**Teks Bacaan**
+++

Permasalahan Kekerasan terhadap Anak Berdasarkan Data Kementerian Pemberdayaan Perempuan dan Perlindungan Anak

Permasalahan kekerasan dan eksploitasi seksual terhadap anak selalu menjadi perbincangan serius, dan masih menjadi isu strategis dalam pembangunan bangsa Indonesia, dan bahkan menjadi sorotan internasional. Berdasarkan hasil Survei Nasional Pengalaman Hidup Anak dan Remaja (SNPHAR) 2018 di Indonesia menunjukkan bahwa pada kelompok anak usia 13 – 17 tahun, 62% anak perempuan dan 61,7% anak laki-laki yang mengalami kekerasan fisik, emosional dan seksual. Secara detail, 1 dari 5 anak perempuan dan 1 dari 3 anak laki-laki mengalami kekerasan fisik; 3 dari 5 anak perempuan dan 1 dari 2 anak laki-laki mengalami kekerasan emosional; dan 1 dari 11 anak perempuan dan 1 dari 17 anak laki-laki mengalami kekerasan seksual.

Permasalahan perlindungan anak yang kompleks saat ini perlu diimbangi dengan peningkatan kualitas sumber daya manusia (SDM) yang memberikan pelayanan langsung kepada anak. Supervisi merupakan salah satu solusi dalam upaya peningkatan kualitas SDM yang bekerja secara langsung dengan anak.

+++

**Yang Ditanyakan**
(a) Jawablah pertanyaan berikut berdasarkan teks bacaan tentang kekerasan terhadap anak.
(i) Survei apa, dan dari tahun berapa, yang hasilnya dikutip dalam teks?
(ii) Berapa perbandingan anak laki-laki yang mengalami kekerasan seksual?
(iii) Apa yang disebut sebagai salah satu solusi untuk meningkatkan kualitas SDM yang bekerja langsung dengan anak?
(b) Menurut teks bacaan, mengapa kualitas SDM yang memberikan pelayanan langsung kepada anak perlu ditingkatkan? Jelaskan dalam satu sampai tiga kalimat.
(c) Tuliskan kembali tanpa perubahan bagian teks bacaan yang dibuka dengan kata-kata "Permasalahan perlindungan anak" dan ditutup dengan "langsung dengan anak.".

**Bagian Data**

+++

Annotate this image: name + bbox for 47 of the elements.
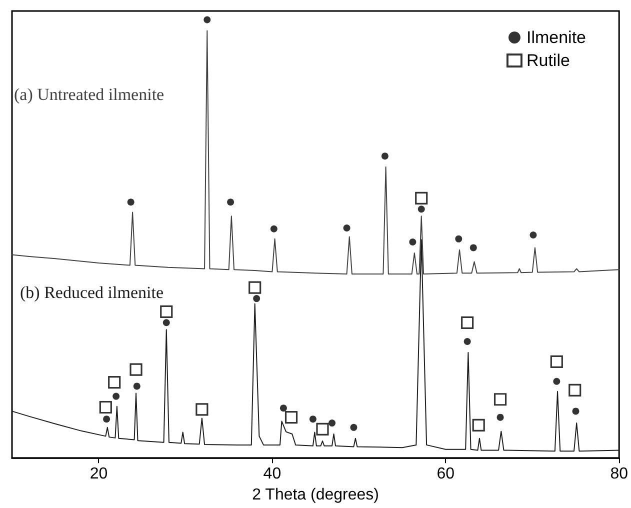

+++

**Jawaban Soal**
(a)
(i) Survei Nasional Pengalaman Hidup Anak dan Remaja (SNPHAR) tahun 2018.
(ii) 1 dari 17 anak laki-laki.
(iii) Supervisi.

(b) Peningkatan itu diperlukan karena permasalahan perlindungan anak saat ini kompleks, sehingga perlu diimbangi dengan SDM yang lebih berkualitas. Salah satu upayanya adalah supervisi.

(c)
Permasalahan perlindungan anak yang kompleks saat ini perlu diimbangi dengan peningkatan kualitas sumber daya manusia (SDM) yang memberikan pelayanan langsung kepada anak. Supervisi merupakan salah satu solusi dalam upaya peningkatan kualitas SDM yang bekerja secara langsung dengan anak.